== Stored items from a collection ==

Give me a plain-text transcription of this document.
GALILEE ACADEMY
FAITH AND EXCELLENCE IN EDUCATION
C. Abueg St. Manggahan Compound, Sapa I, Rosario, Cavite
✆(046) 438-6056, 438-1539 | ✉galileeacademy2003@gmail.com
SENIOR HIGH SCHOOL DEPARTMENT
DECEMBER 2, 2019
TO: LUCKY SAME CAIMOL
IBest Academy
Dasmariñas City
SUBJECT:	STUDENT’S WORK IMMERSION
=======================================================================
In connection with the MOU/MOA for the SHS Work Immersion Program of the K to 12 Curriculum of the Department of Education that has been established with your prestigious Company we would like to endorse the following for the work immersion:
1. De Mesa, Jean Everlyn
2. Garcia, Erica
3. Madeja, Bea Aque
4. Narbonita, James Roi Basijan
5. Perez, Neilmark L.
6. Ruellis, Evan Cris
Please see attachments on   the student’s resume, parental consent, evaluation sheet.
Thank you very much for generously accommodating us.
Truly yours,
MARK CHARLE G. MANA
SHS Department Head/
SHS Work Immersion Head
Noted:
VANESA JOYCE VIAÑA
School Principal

== WHAT TO PRODUCE ==
Restate the whole listing exactly.

== EXERCISE OUTPUT ==
Give me a plain-text transcription of this document.
GALILEE ACADEMY
FAITH AND EXCELLENCE IN EDUCATION
C. Abueg St. Manggahan Compound, Sapa I, Rosario, Cavite
✆(046) 438-6056, 438-1539 | ✉galileeacademy2003@gmail.com
SENIOR HIGH SCHOOL DEPARTMENT
DECEMBER 2, 2019
TO: LUCKY SAME CAIMOL
IBest Academy
Dasmariñas City
SUBJECT:	STUDENT’S WORK IMMERSION
=======================================================================
In connection with the MOU/MOA for the SHS Work Immersion Program of the K to 12 Curriculum of the Department of Education that has been established with your prestigious Company we would like to endorse the following for the work immersion:
1. De Mesa, Jean Everlyn
2. Garcia, Erica
3. Madeja, Bea Aque
4. Narbonita, James Roi Basijan
5. Perez, Neilmark L.
6. Ruellis, Evan Cris
Please see attachments on   the student’s resume, parental consent, evaluation sheet.
Thank you very much for generously accommodating us.
Truly yours,
MARK CHARLE G. MANA
SHS Department Head/
SHS Work Immersion Head
Noted:
VANESA JOYCE VIAÑA
School Principal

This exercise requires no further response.